WHAT YOU ARE ASKED TO DO: The answer is one number: how many lines in the data below hold "from".

— Start MATERIAL SUPPLIED —

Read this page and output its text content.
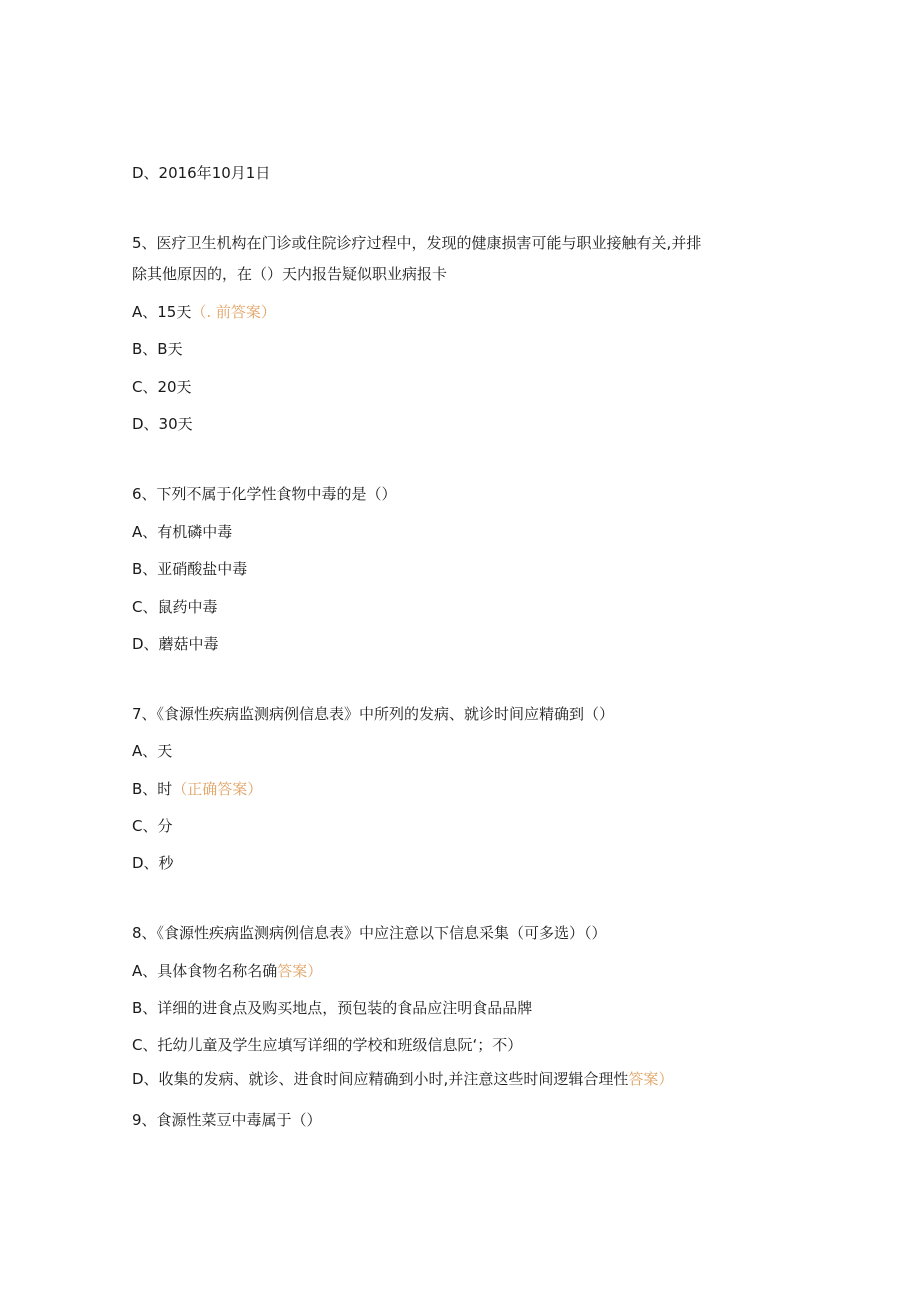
D、2016年10月1日
5、医疗卫生机构在门诊或住院诊疗过程中，发现的健康损害可能与职业接触有关,并排
除其他原因的，在（）天内报告疑似职业病报卡
A、15天（. 前答案）
B、B天
C、20天
D、30天
6、下列不属于化学性食物中毒的是（）
A、有机磷中毒
B、亚硝酸盐中毒
C、鼠药中毒
D、蘑菇中毒
7、《食源性疾病监测病例信息表》中所列的发病、就诊时间应精确到（）
A、天
B、时（正确答案）
C、分
D、秒
8、《食源性疾病监测病例信息表》中应注意以下信息采集（可多选）（）
A、具体食物名称名确答案）
B、详细的进食点及购买地点，预包装的食品应注明食品品牌
C、托幼儿童及学生应填写详细的学校和班级信息阮‘；不）
D、收集的发病、就诊、进食时间应精确到小时,并注意这些时间逻辑合理性答案）
9、食源性菜豆中毒属于（）
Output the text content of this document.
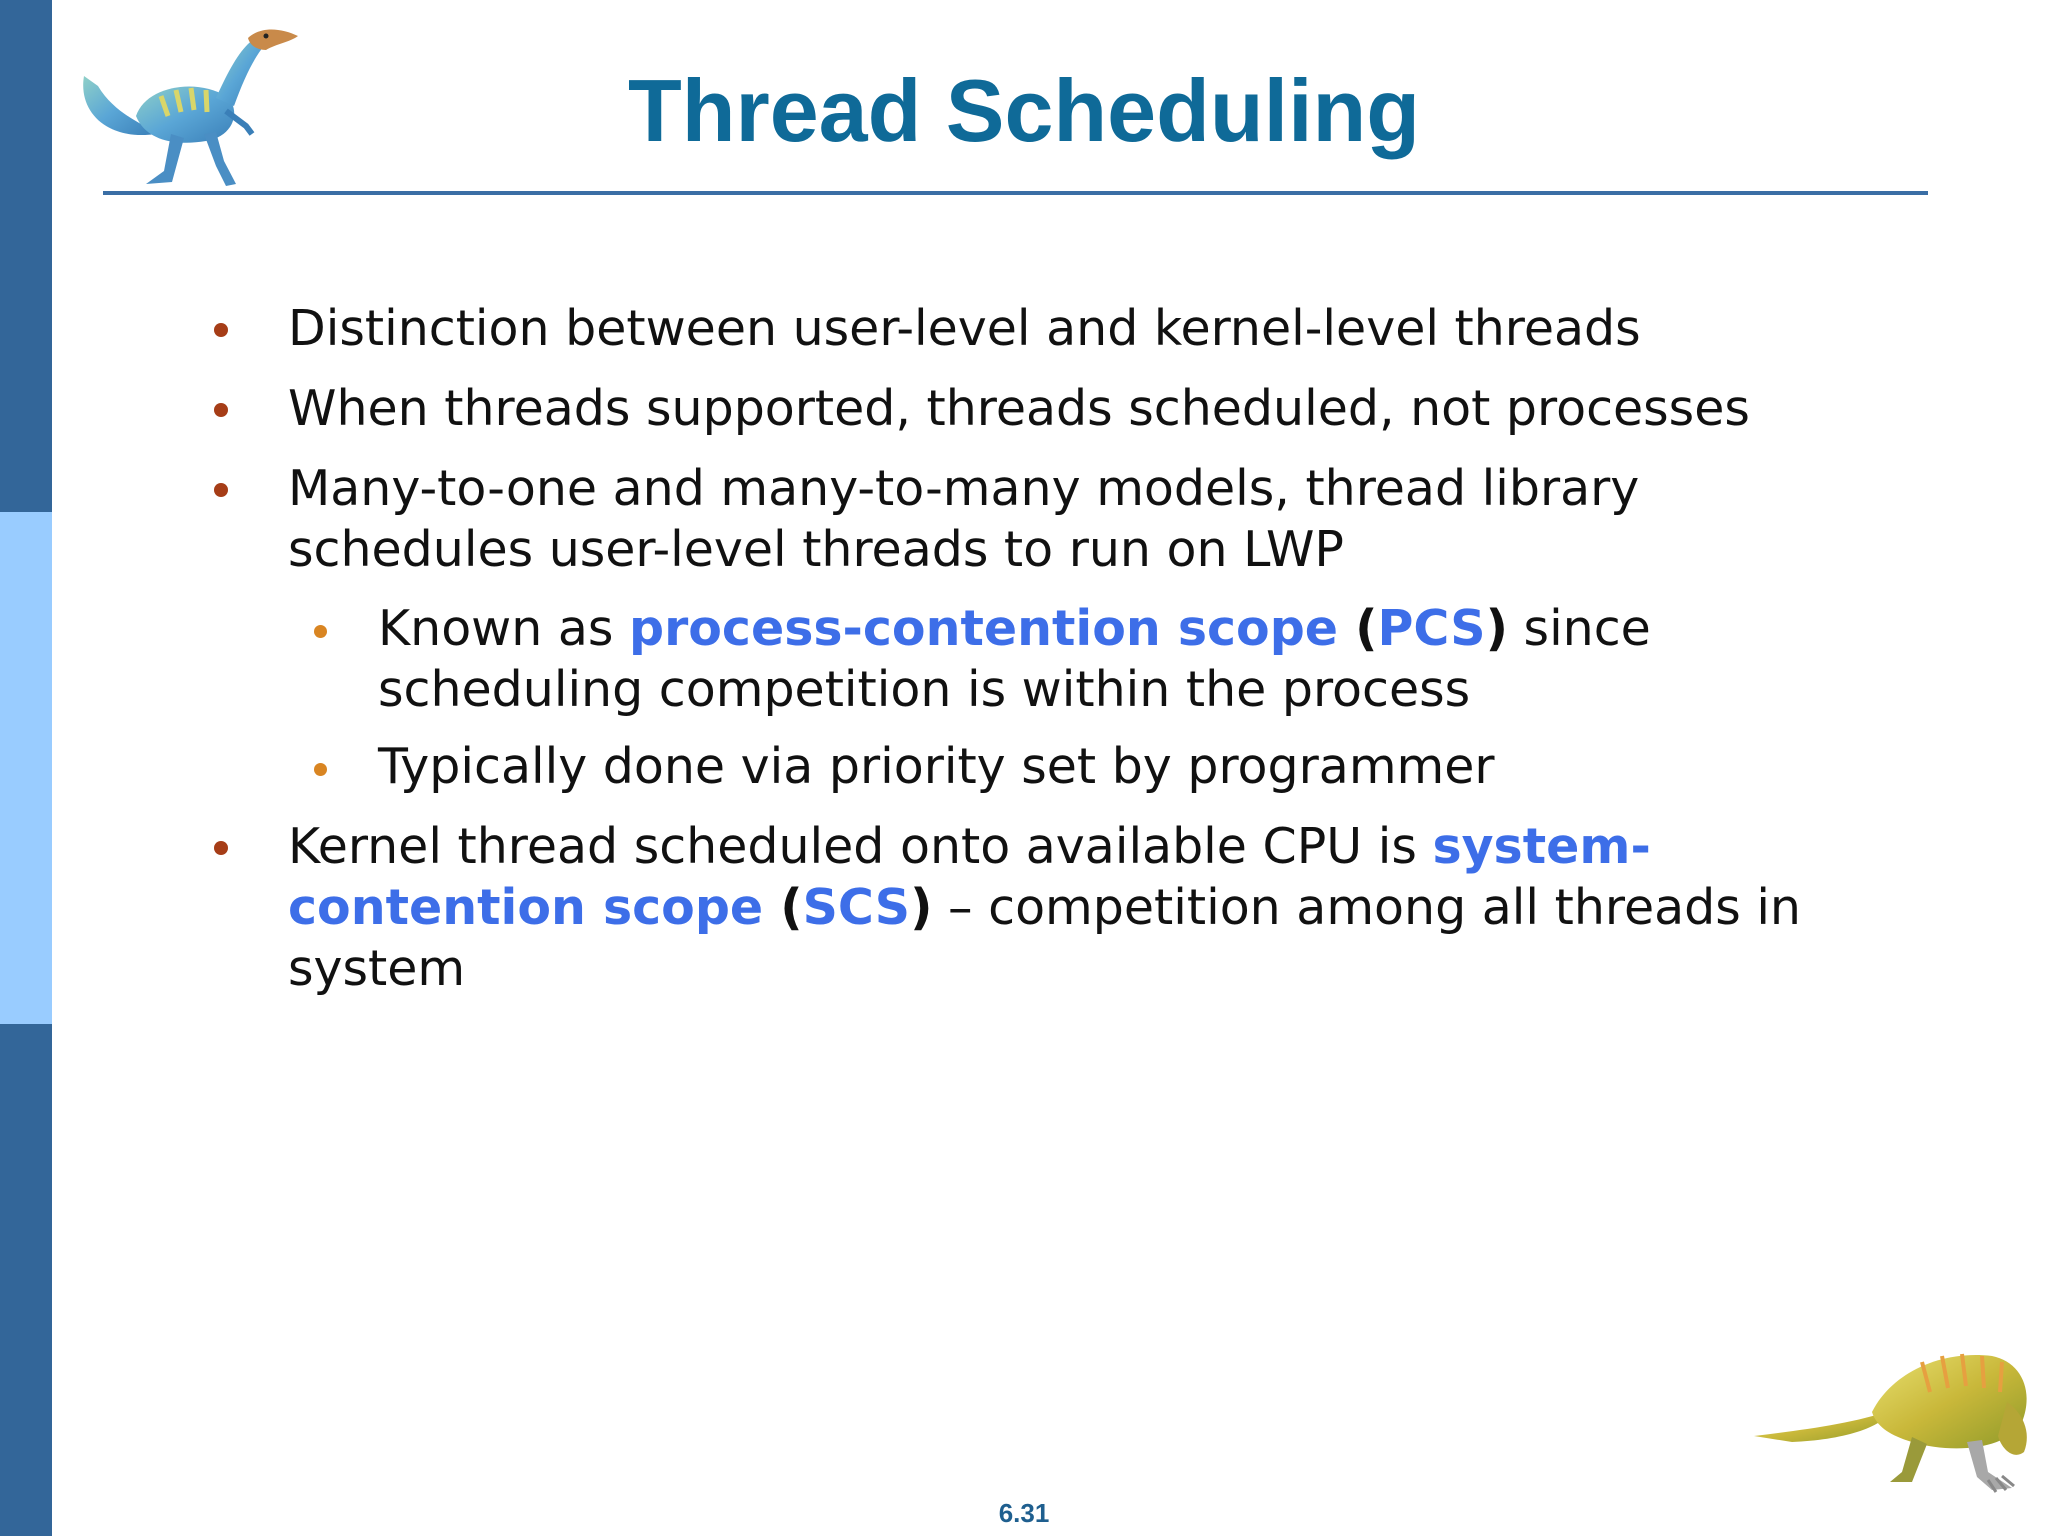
Thread Scheduling
Distinction between user-level and kernel-level threads
When threads supported, threads scheduled, not processes
Many-to-one and many-to-many models, thread library schedules user-level threads to run on LWP
Known as process-contention scope (PCS) since scheduling competition is within the process
Typically done via priority set by programmer
Kernel thread scheduled onto available CPU is system-contention scope (SCS) – competition among all threads in system
6.31
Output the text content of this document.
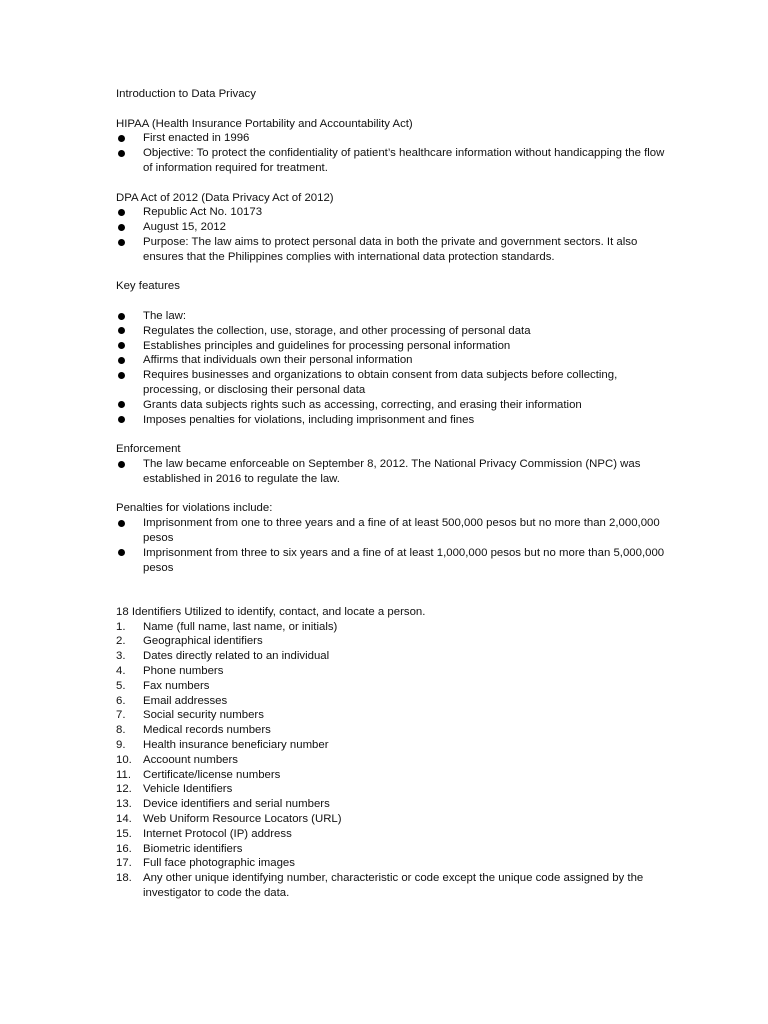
Introduction to Data Privacy
HIPAA (Health Insurance Portability and Accountability Act)
First enacted in 1996
Objective: To protect the confidentiality of patient’s healthcare information without handicapping the flow of information required for treatment.
DPA Act of 2012 (Data Privacy Act of 2012)
Republic Act No. 10173
August 15, 2012
Purpose: The law aims to protect personal data in both the private and government sectors. It also ensures that the Philippines complies with international data protection standards.
Key features
The law:
Regulates the collection, use, storage, and other processing of personal data
Establishes principles and guidelines for processing personal information
Affirms that individuals own their personal information
Requires businesses and organizations to obtain consent from data subjects before collecting, processing, or disclosing their personal data
Grants data subjects rights such as accessing, correcting, and erasing their information
Imposes penalties for violations, including imprisonment and fines
Enforcement
The law became enforceable on September 8, 2012. The National Privacy Commission (NPC) was established in 2016 to regulate the law.
Penalties for violations include:
Imprisonment from one to three years and a fine of at least 500,000 pesos but no more than 2,000,000 pesos
Imprisonment from three to six years and a fine of at least 1,000,000 pesos but no more than 5,000,000 pesos
18 Identifiers Utilized to identify, contact, and locate a person.
1.	Name (full name, last name, or initials)
2.	Geographical identifiers
3.	Dates directly related to an individual
4.	Phone numbers
5.	Fax numbers
6.	Email addresses
7.	Social security numbers
8.	Medical records numbers
9.	Health insurance beneficiary number
10. Accoount numbers
11.	Certificate/license numbers
12. Vehicle Identifiers
13. Device identifiers and serial numbers
14. Web Uniform Resource Locators (URL)
15. Internet Protocol (IP) address
16. Biometric identifiers
17. Full face photographic images
18. Any other unique identifying number, characteristic or code except the unique code assigned by the investigator to code the data.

— End MATERIAL SUPPLIED —

EXPECTED ANSWER: 3